Exercise task
Reproduce every line of the entries below verbatim, with no changes.

[start]

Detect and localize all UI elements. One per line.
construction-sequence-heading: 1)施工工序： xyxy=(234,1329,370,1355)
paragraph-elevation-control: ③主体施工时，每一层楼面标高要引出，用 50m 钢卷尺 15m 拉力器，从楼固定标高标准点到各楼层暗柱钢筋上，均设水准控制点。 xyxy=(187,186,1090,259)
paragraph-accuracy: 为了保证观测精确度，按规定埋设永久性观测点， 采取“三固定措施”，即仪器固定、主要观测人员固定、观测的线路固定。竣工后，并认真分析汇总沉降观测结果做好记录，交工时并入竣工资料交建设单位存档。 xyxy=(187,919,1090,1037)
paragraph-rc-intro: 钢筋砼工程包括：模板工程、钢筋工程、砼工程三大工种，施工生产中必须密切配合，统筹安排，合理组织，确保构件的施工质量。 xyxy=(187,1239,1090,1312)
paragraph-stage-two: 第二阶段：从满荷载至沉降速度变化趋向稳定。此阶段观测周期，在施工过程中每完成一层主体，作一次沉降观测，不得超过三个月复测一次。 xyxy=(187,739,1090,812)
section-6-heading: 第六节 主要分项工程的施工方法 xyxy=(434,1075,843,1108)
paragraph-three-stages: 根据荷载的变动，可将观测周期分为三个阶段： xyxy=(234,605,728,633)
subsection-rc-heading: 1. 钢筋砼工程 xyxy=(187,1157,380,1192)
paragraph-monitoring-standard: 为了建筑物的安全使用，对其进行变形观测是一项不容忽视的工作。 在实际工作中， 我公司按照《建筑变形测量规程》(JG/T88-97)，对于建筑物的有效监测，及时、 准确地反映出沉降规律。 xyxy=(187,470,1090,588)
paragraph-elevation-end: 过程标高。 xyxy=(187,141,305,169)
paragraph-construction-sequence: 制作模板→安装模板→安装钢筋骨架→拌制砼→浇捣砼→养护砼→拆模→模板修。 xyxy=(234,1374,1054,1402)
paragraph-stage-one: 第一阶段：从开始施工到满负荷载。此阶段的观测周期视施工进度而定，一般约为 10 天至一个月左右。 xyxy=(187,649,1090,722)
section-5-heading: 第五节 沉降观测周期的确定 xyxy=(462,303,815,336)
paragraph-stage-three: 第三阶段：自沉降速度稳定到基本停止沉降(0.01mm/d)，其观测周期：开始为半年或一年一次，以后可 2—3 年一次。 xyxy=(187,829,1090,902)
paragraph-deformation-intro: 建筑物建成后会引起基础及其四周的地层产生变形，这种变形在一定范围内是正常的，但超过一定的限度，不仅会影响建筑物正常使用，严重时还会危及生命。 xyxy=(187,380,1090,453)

[end]

Full answer
Detect and localize all UI elements. One per line.
construction-sequence-heading: 1)施工工序： xyxy=(234,1329,370,1355)
paragraph-elevation-control: ③主体施工时，每一层楼面标高要引出，用 50m 钢卷尺 15m 拉力器，从楼固定标高标准点到各楼层暗柱钢筋上，均设水准控制点。 xyxy=(187,186,1090,259)
paragraph-accuracy: 为了保证观测精确度，按规定埋设永久性观测点， 采取“三固定措施”，即仪器固定、主要观测人员固定、观测的线路固定。竣工后，并认真分析汇总沉降观测结果做好记录，交工时并入竣工资料交建设单位存档。 xyxy=(187,919,1090,1037)
paragraph-rc-intro: 钢筋砼工程包括：模板工程、钢筋工程、砼工程三大工种，施工生产中必须密切配合，统筹安排，合理组织，确保构件的施工质量。 xyxy=(187,1239,1090,1312)
paragraph-stage-two: 第二阶段：从满荷载至沉降速度变化趋向稳定。此阶段观测周期，在施工过程中每完成一层主体，作一次沉降观测，不得超过三个月复测一次。 xyxy=(187,739,1090,812)
section-6-heading: 第六节 主要分项工程的施工方法 xyxy=(434,1075,843,1108)
paragraph-three-stages: 根据荷载的变动，可将观测周期分为三个阶段： xyxy=(234,605,728,633)
subsection-rc-heading: 1. 钢筋砼工程 xyxy=(187,1157,380,1192)
paragraph-monitoring-standard: 为了建筑物的安全使用，对其进行变形观测是一项不容忽视的工作。 在实际工作中， 我公司按照《建筑变形测量规程》(JG/T88-97)，对于建筑物的有效监测，及时、 准确地反映出沉降规律。 xyxy=(187,470,1090,588)
paragraph-elevation-end: 过程标高。 xyxy=(187,141,305,169)
paragraph-construction-sequence: 制作模板→安装模板→安装钢筋骨架→拌制砼→浇捣砼→养护砼→拆模→模板修。 xyxy=(234,1374,1054,1402)
paragraph-stage-one: 第一阶段：从开始施工到满负荷载。此阶段的观测周期视施工进度而定，一般约为 10 天至一个月左右。 xyxy=(187,649,1090,722)
section-5-heading: 第五节 沉降观测周期的确定 xyxy=(462,303,815,336)
paragraph-stage-three: 第三阶段：自沉降速度稳定到基本停止沉降(0.01mm/d)，其观测周期：开始为半年或一年一次，以后可 2—3 年一次。 xyxy=(187,829,1090,902)
paragraph-deformation-intro: 建筑物建成后会引起基础及其四周的地层产生变形，这种变形在一定范围内是正常的，但超过一定的限度，不仅会影响建筑物正常使用，严重时还会危及生命。 xyxy=(187,380,1090,453)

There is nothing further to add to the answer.